*PROBLEM TO WORK ON*. Go through the entries below and pick out every line with "époux".

*Data extracted from a collection*.
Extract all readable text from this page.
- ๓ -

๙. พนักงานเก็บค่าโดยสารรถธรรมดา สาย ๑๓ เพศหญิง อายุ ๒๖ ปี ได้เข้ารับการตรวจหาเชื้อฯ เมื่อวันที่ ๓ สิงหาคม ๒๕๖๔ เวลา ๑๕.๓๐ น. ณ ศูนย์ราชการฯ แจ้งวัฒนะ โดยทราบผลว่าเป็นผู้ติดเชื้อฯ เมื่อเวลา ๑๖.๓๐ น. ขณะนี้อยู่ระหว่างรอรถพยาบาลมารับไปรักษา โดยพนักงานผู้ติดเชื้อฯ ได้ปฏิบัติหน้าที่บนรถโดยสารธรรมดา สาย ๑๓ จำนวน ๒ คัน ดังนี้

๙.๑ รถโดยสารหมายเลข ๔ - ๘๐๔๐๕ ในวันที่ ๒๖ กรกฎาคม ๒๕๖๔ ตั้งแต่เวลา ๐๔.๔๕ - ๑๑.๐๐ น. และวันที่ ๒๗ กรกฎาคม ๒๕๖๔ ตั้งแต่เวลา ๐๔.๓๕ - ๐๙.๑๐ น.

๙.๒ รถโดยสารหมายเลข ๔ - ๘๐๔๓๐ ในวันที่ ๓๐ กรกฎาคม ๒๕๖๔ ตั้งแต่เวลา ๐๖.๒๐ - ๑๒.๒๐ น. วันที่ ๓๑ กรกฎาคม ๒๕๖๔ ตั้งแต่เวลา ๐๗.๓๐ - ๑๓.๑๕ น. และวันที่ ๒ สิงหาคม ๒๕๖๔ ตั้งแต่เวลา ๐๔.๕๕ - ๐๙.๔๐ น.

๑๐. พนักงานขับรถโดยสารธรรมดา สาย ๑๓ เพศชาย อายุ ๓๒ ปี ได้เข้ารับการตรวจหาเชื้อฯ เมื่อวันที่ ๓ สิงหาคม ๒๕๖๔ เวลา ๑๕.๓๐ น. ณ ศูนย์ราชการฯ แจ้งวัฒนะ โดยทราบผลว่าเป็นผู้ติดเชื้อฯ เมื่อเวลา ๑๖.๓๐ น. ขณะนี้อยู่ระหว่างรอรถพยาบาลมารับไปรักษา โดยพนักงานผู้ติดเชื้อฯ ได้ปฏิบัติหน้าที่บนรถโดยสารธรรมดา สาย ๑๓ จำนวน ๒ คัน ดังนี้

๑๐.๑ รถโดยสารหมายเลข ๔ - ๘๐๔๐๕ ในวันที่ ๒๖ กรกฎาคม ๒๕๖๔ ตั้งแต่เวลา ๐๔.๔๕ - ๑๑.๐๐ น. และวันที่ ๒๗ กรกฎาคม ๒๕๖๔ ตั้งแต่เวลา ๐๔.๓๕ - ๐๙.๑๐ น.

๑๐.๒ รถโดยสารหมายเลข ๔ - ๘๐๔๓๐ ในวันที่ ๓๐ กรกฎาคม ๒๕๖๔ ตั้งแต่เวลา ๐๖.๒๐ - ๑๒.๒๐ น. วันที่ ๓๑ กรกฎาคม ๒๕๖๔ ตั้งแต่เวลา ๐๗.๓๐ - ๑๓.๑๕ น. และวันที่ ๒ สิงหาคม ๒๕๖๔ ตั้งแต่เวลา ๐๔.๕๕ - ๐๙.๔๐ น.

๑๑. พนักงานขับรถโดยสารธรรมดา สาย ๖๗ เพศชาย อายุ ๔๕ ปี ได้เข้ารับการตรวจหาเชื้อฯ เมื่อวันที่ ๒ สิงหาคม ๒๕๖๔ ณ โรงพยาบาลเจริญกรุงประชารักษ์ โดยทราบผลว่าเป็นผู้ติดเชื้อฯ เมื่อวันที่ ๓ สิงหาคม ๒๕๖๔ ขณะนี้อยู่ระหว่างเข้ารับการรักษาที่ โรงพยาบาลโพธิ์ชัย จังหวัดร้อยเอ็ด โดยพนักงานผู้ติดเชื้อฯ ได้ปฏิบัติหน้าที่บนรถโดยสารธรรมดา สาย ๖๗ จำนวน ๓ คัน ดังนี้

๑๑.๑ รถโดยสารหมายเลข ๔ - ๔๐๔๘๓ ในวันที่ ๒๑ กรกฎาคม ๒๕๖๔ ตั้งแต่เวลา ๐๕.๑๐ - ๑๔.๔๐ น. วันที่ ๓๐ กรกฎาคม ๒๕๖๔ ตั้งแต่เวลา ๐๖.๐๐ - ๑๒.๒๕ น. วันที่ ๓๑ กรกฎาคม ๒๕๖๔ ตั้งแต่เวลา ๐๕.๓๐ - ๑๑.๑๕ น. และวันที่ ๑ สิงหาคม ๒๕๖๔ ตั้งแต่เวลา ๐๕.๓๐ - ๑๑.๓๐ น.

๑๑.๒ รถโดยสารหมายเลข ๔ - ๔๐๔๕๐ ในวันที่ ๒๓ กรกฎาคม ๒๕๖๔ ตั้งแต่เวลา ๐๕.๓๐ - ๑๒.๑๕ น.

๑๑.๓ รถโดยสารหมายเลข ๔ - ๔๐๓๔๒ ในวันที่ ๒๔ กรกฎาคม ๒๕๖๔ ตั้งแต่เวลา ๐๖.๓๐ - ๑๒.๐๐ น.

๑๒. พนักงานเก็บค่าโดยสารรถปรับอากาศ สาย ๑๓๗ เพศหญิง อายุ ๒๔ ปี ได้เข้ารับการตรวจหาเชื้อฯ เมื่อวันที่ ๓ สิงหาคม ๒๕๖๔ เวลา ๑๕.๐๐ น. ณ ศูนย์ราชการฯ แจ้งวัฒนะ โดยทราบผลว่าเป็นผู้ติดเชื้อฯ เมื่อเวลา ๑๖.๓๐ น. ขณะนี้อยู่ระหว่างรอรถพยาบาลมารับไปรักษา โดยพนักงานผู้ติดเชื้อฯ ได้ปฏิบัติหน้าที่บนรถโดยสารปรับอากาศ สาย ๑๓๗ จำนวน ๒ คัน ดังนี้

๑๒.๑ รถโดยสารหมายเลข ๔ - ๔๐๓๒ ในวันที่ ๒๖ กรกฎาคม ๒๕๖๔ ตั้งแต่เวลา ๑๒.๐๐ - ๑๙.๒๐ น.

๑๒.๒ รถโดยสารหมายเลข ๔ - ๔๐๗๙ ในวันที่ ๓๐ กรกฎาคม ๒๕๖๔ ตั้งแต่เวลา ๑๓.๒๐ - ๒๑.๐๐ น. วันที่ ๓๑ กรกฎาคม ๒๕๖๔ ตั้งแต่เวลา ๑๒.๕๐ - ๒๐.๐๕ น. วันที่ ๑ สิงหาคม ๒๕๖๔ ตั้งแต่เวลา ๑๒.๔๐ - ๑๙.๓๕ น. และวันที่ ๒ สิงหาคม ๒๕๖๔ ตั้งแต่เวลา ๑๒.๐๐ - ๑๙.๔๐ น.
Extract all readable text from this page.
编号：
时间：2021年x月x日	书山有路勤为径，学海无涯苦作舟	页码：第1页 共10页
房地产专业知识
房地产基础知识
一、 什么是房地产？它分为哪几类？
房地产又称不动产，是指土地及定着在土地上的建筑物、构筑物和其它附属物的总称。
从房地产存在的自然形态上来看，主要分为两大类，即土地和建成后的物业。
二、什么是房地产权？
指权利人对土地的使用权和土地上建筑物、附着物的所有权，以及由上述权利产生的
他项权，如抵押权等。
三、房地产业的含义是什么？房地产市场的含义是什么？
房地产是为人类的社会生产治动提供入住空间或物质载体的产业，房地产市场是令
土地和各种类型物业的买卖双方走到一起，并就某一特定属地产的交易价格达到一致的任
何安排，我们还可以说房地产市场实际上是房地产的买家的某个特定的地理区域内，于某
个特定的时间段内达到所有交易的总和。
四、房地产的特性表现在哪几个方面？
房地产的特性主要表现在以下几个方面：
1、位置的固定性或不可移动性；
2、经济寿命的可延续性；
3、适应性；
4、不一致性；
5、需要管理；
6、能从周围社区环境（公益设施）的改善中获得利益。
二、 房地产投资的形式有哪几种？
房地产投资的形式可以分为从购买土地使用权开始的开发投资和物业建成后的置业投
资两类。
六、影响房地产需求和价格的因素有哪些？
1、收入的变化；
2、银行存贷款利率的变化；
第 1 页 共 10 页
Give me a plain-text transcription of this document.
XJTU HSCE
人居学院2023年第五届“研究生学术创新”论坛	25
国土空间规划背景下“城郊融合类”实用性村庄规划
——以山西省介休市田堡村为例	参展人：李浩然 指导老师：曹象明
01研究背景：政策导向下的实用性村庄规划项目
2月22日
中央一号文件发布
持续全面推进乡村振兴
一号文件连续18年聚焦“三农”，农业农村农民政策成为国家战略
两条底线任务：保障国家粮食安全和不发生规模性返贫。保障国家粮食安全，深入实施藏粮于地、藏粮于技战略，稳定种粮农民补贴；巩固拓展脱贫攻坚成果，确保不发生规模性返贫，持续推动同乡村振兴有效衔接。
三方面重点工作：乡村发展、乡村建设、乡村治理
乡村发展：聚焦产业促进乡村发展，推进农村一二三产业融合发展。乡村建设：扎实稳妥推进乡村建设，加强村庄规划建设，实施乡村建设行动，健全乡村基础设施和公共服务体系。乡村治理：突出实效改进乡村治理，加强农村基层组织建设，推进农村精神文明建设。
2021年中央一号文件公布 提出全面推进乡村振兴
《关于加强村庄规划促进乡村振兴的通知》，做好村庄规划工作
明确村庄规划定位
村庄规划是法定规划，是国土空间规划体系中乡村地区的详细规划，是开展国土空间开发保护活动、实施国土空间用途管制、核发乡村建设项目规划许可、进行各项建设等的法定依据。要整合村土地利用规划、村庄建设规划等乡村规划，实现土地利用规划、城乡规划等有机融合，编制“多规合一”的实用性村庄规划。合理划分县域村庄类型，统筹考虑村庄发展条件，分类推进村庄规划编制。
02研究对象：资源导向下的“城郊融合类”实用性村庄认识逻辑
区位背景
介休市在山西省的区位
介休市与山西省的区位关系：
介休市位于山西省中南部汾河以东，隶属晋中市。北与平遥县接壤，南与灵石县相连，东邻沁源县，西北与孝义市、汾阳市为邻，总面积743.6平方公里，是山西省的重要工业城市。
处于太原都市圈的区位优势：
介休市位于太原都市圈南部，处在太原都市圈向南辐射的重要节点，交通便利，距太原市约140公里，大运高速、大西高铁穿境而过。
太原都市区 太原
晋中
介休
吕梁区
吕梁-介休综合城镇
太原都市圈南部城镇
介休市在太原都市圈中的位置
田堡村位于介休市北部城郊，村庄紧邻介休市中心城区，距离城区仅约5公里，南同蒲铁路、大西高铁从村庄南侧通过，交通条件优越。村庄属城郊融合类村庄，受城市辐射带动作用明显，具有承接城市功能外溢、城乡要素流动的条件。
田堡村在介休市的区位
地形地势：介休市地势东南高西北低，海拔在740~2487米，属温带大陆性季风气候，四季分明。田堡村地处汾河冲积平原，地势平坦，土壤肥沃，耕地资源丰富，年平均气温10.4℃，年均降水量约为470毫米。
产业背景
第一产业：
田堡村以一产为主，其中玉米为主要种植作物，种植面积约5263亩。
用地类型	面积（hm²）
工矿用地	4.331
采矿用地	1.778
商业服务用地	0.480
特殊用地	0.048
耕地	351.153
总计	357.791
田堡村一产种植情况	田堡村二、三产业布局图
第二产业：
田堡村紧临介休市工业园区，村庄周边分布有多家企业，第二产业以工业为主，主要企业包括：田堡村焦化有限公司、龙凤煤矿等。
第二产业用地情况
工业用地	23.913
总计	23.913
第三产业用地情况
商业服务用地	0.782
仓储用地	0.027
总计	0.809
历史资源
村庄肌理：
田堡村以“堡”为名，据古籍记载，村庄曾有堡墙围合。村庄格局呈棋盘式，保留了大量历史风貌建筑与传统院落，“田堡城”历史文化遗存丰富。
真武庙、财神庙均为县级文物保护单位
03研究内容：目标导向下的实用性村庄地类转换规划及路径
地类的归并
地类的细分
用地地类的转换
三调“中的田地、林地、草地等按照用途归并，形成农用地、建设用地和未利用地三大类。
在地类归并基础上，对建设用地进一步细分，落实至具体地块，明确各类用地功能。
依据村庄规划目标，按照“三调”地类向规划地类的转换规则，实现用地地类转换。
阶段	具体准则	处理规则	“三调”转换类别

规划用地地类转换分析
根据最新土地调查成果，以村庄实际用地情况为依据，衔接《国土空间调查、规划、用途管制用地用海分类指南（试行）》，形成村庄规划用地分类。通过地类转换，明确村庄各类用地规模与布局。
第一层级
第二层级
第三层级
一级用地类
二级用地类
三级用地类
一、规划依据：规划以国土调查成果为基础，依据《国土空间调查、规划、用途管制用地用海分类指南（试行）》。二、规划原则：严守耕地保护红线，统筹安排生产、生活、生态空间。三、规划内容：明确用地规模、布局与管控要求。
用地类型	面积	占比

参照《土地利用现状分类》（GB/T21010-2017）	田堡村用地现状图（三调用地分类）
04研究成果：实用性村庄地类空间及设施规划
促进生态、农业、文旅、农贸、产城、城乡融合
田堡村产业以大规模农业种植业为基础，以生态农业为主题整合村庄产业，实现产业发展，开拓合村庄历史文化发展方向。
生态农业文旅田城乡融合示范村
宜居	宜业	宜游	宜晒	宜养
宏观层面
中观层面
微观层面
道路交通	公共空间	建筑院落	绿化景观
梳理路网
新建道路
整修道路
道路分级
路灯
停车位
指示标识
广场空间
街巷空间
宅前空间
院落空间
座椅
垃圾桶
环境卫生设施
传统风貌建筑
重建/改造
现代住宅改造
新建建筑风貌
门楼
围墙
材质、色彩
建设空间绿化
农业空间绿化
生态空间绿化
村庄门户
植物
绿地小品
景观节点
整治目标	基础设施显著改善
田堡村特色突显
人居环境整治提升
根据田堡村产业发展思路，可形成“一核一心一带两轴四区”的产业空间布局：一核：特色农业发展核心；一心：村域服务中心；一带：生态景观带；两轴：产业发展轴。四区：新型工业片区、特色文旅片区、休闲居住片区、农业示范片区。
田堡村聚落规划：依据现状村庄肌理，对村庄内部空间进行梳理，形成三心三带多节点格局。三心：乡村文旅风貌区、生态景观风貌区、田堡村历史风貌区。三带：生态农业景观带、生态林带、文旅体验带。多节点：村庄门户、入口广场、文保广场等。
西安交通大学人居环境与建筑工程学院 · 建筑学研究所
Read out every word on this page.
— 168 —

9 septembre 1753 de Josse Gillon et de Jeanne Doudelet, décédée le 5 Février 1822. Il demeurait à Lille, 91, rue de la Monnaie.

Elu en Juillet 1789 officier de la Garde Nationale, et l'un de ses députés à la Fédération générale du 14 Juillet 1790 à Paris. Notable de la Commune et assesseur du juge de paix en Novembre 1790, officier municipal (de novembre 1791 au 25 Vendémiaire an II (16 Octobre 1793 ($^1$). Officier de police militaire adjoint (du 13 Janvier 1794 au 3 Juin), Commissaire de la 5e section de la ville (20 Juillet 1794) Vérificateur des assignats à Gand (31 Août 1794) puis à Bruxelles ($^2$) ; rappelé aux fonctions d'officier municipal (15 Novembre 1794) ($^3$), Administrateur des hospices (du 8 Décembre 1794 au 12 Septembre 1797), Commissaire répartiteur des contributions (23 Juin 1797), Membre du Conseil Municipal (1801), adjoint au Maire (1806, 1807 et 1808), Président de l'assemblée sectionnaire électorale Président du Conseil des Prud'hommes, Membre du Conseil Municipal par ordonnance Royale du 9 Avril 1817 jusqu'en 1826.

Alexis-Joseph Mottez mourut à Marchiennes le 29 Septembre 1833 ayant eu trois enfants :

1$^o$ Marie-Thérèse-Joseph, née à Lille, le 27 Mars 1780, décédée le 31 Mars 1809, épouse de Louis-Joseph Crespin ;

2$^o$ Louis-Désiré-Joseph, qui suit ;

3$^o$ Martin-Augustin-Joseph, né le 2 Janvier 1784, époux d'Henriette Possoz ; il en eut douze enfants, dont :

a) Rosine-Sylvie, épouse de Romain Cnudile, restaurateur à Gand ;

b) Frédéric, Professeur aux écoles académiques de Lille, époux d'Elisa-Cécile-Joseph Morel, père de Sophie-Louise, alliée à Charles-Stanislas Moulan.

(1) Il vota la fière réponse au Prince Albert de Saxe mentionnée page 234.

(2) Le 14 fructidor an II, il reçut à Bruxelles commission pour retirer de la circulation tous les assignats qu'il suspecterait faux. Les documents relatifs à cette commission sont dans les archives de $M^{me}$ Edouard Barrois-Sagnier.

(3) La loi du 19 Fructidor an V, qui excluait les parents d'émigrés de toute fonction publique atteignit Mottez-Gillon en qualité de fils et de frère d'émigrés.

*WRITTEN SOLUTION*.
3$^o$ Martin-Augustin-Joseph, né le 2 Janvier 1784, époux d'Henriette Possoz ; il en eut douze enfants, dont :
b) Frédéric, Professeur aux écoles académiques de Lille, époux d'Elisa-Cécile-Joseph Morel, père de Sophie-Louise, alliée à Charles-Stanislas Moulan.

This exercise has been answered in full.